### [AIM OF THE TASK]
Set out every line bearing the string "called".

━━━━━ STORED ROWS

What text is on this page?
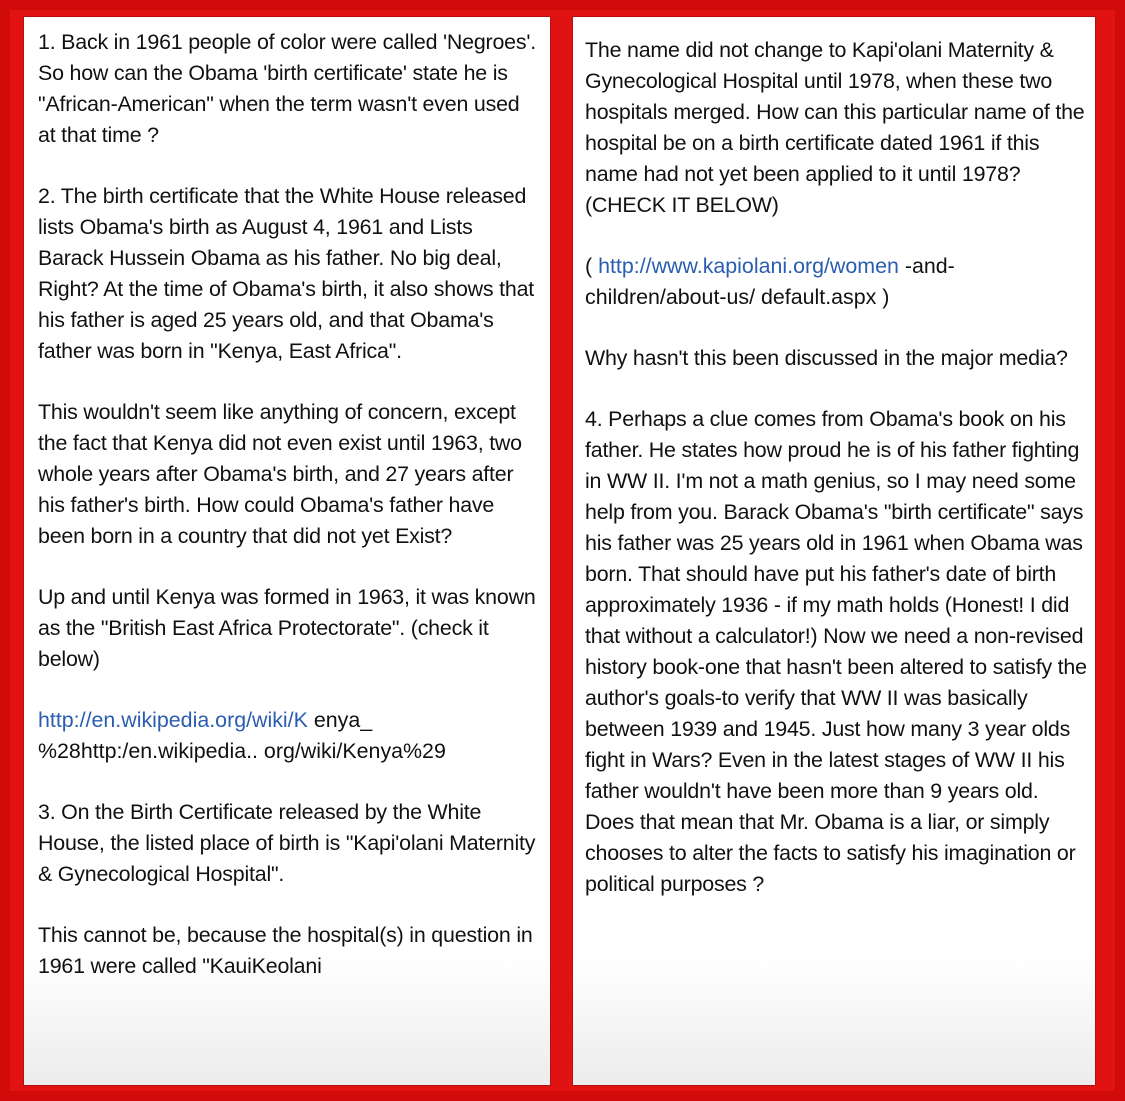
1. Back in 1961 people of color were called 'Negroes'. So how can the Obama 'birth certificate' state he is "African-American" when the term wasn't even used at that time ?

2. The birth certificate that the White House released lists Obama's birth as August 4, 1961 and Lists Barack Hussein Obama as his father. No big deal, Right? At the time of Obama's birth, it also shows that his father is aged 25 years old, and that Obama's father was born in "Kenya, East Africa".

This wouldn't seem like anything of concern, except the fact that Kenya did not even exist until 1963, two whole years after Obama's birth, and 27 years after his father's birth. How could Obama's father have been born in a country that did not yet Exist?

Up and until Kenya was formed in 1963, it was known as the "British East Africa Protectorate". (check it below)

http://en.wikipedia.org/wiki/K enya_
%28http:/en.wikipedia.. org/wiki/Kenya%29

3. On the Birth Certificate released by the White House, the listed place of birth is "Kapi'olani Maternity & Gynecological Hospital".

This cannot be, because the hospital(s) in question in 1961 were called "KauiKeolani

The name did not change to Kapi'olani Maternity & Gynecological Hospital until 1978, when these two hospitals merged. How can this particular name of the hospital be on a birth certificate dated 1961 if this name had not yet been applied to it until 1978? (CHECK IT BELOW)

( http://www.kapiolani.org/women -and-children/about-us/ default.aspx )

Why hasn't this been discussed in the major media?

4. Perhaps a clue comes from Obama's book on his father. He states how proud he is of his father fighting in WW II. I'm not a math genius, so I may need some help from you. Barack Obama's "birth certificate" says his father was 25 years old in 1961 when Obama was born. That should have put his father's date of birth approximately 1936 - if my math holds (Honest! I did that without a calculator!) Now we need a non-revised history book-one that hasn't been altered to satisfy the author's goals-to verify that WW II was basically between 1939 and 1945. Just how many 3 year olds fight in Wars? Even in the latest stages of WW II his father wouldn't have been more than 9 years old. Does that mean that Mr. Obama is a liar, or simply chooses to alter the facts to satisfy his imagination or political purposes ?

━━━━━━━━━━
━━━━━ STORED ROWS

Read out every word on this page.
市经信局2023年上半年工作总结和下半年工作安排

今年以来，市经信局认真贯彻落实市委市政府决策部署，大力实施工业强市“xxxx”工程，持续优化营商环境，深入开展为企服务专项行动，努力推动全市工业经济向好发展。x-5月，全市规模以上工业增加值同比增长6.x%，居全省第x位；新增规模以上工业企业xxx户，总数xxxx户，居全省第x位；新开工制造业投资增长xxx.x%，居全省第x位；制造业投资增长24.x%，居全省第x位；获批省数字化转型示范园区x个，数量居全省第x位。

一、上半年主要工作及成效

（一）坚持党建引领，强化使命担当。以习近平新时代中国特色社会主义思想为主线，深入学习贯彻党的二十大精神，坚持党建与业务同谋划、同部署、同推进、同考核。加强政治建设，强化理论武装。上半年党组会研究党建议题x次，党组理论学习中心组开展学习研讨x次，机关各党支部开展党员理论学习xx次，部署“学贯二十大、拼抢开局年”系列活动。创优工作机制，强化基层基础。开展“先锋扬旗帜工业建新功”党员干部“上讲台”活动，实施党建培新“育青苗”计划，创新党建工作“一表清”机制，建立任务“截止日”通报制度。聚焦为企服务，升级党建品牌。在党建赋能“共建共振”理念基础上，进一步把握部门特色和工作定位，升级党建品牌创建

━━━━━━━━━━

### [COMPLETE OUTPUT]
1. Back in 1961 people of color were called 'Negroes'. So how can the Obama 'birth certificate' state he is "African-American" when the term wasn't even used at that time ?
This cannot be, because the hospital(s) in question in 1961 were called "KauiKeolani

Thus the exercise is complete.